● **Task requirements**:
Pick out every line holding the string "screenshot" and copy it.

(Dataset excerpts)
§

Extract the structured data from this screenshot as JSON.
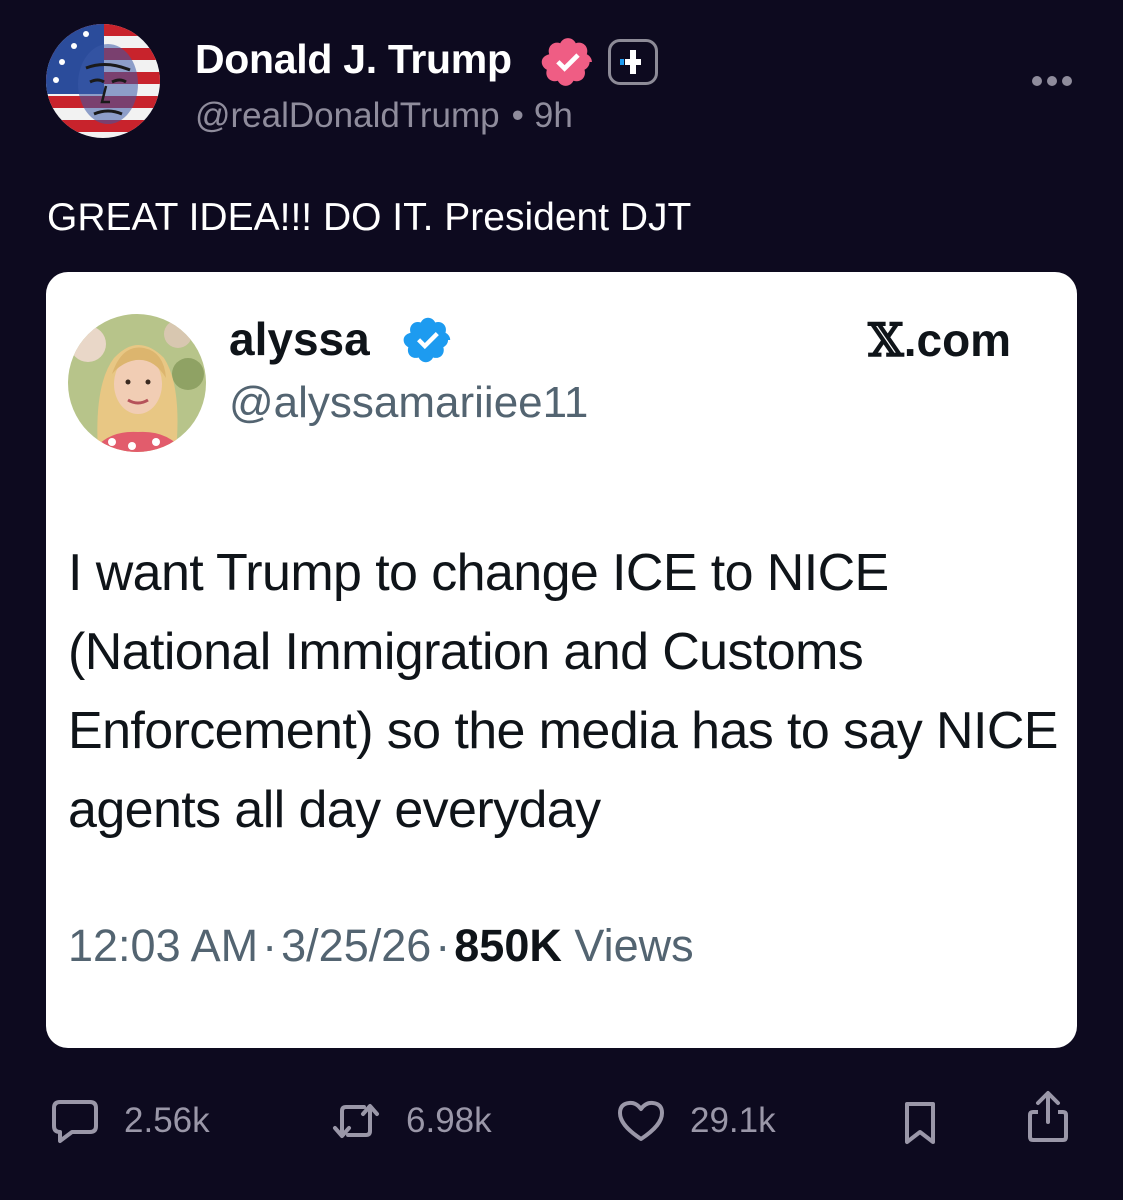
{
  "author": {
    "name": "Donald J. Trump",
    "handle": "@realDonaldTrump",
    "separator": "•",
    "time": "9h"
  },
  "post": {
    "text": "GREAT IDEA!!! DO IT. President DJT"
  },
  "quoted": {
    "name": "alyssa",
    "handle": "@alyssamariiee11",
    "source_glyph": "𝕏",
    "source_suffix": ".com",
    "text": "I want Trump to change ICE to NICE (National Immigration and Customs Enforcement) so the media has to say NICE agents all day everyday",
    "time": "12:03 AM",
    "separator": "·",
    "date": "3/25/26",
    "views_count": "850K",
    "views_label": "Views"
  },
  "actions": {
    "replies": "2.56k",
    "reposts": "6.98k",
    "likes": "29.1k"
  },
  "colors": {
    "background": "#0d0a1f",
    "verified_pink": "#ef5d84",
    "verified_blue": "#1d9bf0",
    "muted": "#8f8c9c"
  },
  "icons": {
    "verified": "verified-badge-icon",
    "plus": "plus-badge-icon",
    "more": "more-dots-icon",
    "reply": "reply-bubble-icon",
    "repost": "repost-arrows-icon",
    "like": "heart-icon",
    "bookmark": "bookmark-icon",
    "share": "share-icon"
  }
}
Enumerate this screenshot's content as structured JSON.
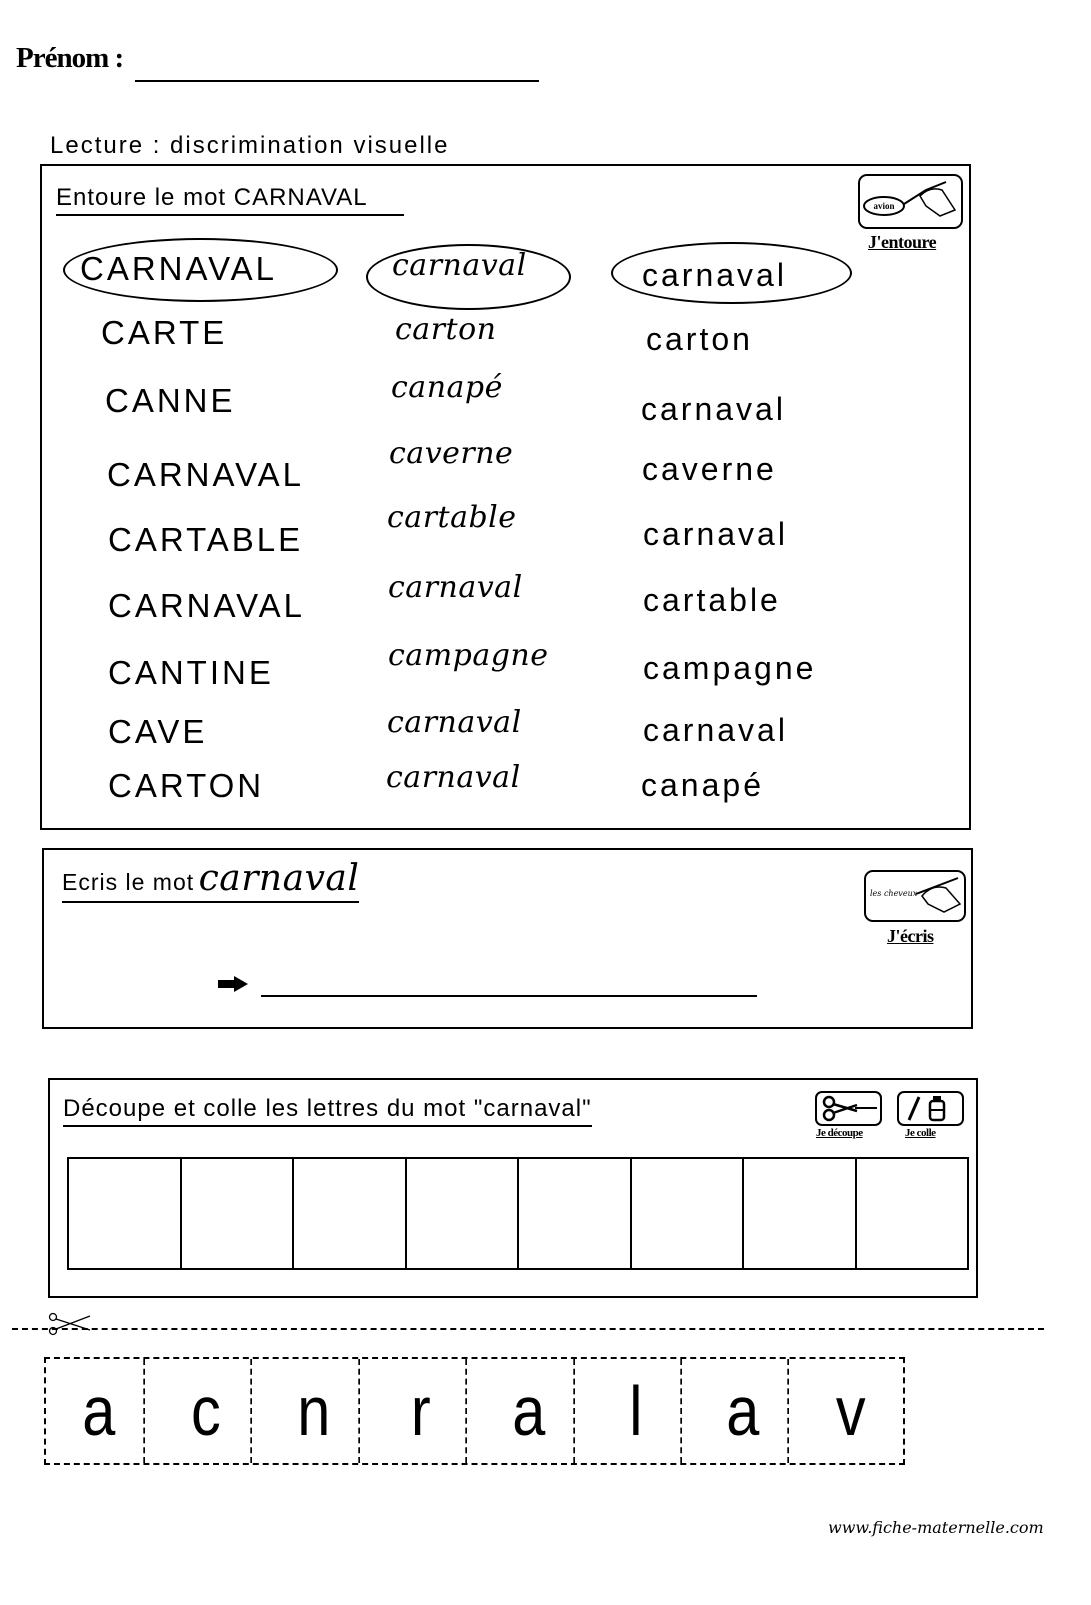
{
  "header": {
    "name_label": "Prénom :",
    "section_title": "Lecture : discrimination visuelle"
  },
  "exercise1": {
    "instruction": "Entoure le mot CARNAVAL",
    "icon_label": "J'entoure",
    "icon_inner_text": "avion",
    "target_word": "CARNAVAL",
    "columns": {
      "capitals": [
        "CARNAVAL",
        "CARTE",
        "CANNE",
        "CARNAVAL",
        "CARTABLE",
        "CARNAVAL",
        "CANTINE",
        "CAVE",
        "CARTON"
      ],
      "cursive": [
        "carnaval",
        "carton",
        "canapé",
        "caverne",
        "cartable",
        "carnaval",
        "campagne",
        "carnaval",
        "carnaval"
      ],
      "script": [
        "carnaval",
        "carton",
        "carnaval",
        "caverne",
        "carnaval",
        "cartable",
        "campagne",
        "carnaval",
        "canapé"
      ]
    },
    "circled_examples": [
      "CARNAVAL",
      "carnaval",
      "carnaval"
    ]
  },
  "exercise2": {
    "instruction_prefix": "Ecris le mot",
    "instruction_word": "carnaval",
    "icon_label": "J'écris",
    "icon_inner_text": "les cheveux",
    "answer_value": ""
  },
  "exercise3": {
    "instruction": "Découpe et colle les lettres du mot \"carnaval\"",
    "icon_cut_label": "Je découpe",
    "icon_glue_label": "Je colle",
    "cell_count": 8
  },
  "cutout_letters": [
    "a",
    "c",
    "n",
    "r",
    "a",
    "l",
    "a",
    "v"
  ],
  "footer": {
    "site": "www.fiche-maternelle.com"
  }
}
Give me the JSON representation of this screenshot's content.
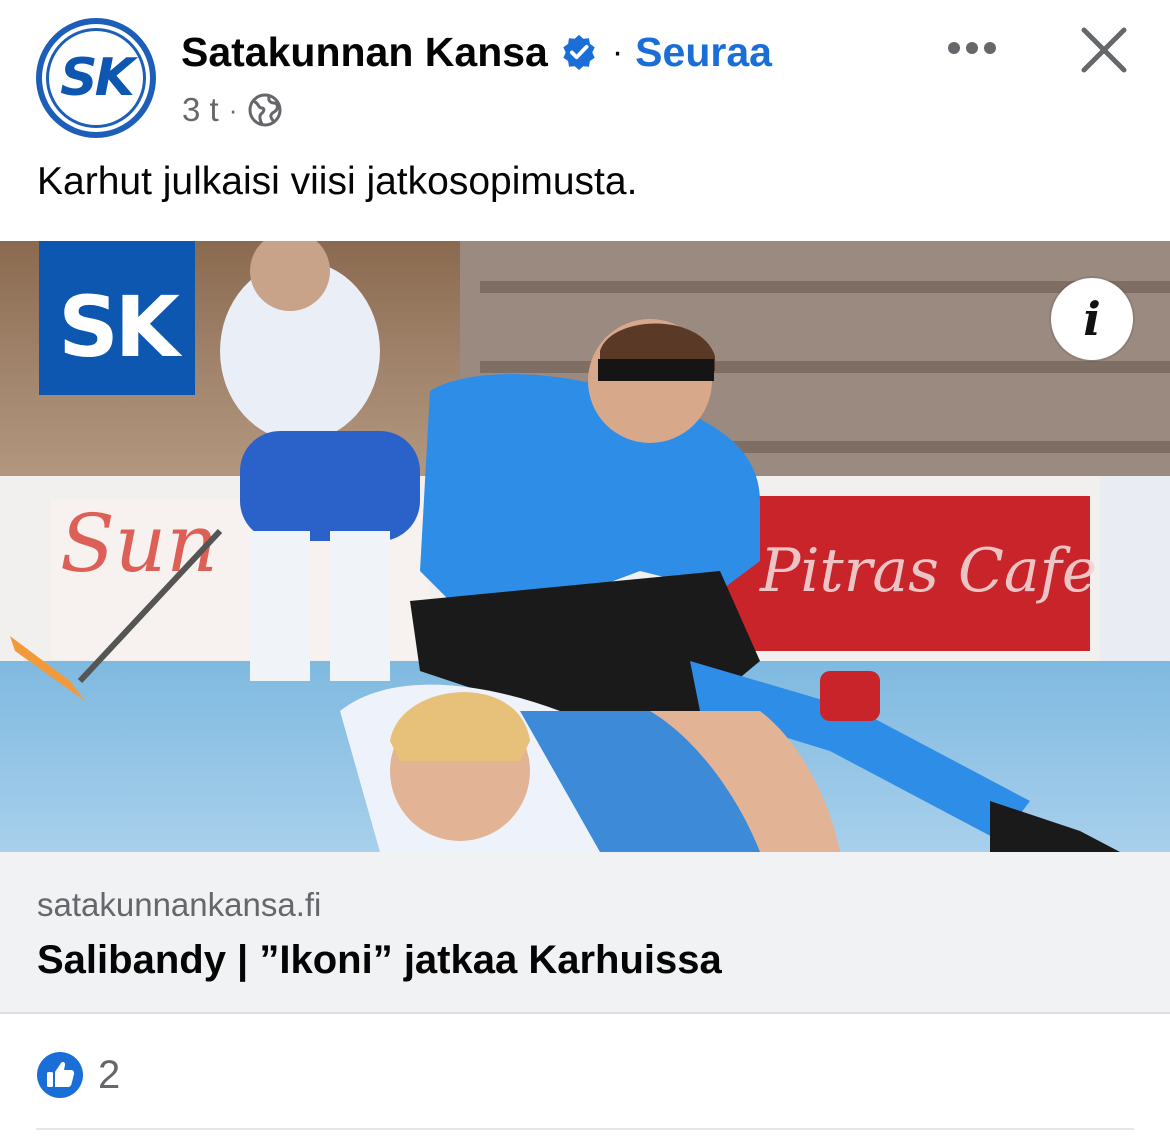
{
  "post": {
    "page_name": "Satakunnan Kansa",
    "avatar_text": "SK",
    "follow_label": "Seuraa",
    "time": "3 t",
    "meta_separator": "·",
    "text": "Karhut julkaisi viisi jatkosopimusta.",
    "image": {
      "logo_text": "SK",
      "info_label": "i"
    }
  },
  "link": {
    "domain": "satakunnankansa.fi",
    "title": "Salibandy | ”Ikoni” jatkaa Karhuissa"
  },
  "reactions": {
    "like_count": "2"
  },
  "colors": {
    "accent": "#1a6ed8",
    "brand": "#0d57b0",
    "link_bg": "#f1f2f4",
    "secondary_text": "#65676b"
  }
}
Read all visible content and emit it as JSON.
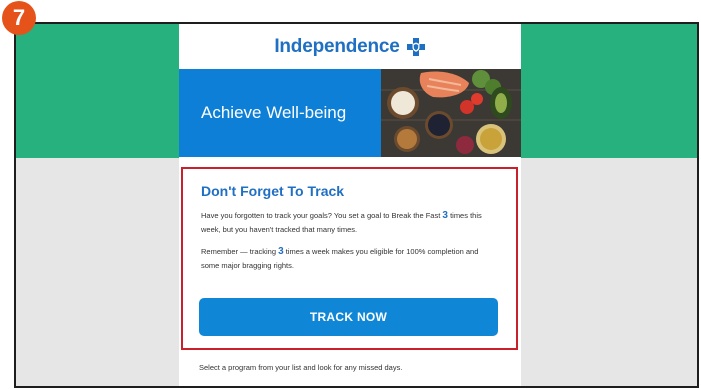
{
  "step_badge": "7",
  "email": {
    "brand_name": "Independence",
    "hero_title": "Achieve Well-being",
    "card": {
      "title": "Don't Forget To Track",
      "paragraph1": {
        "before": "Have you forgotten to track your goals? You set a goal to Break the Fast",
        "number": "3",
        "after": "times this week, but you haven't tracked that many times."
      },
      "paragraph2": {
        "before": "Remember — tracking",
        "number": "3",
        "after": "times a week makes you eligible for 100% completion and some major bragging rights."
      },
      "button_label": "TRACK NOW"
    },
    "footer_text": "Select a program from your list and look for any missed days."
  },
  "colors": {
    "accent_blue": "#0f86d6",
    "band_green": "#26b17f",
    "highlight_red": "#c9202b",
    "badge_orange": "#e5531a"
  },
  "icons": {
    "brand_logo": "blue-cross-shield-icon",
    "hero_image": "healthy-food-photo"
  }
}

§

● **Result**:
Extract the structured data from this screenshot as JSON.
Enumerate this screenshot's content as structured JSON.
Give me the JSON representation of this screenshot's content.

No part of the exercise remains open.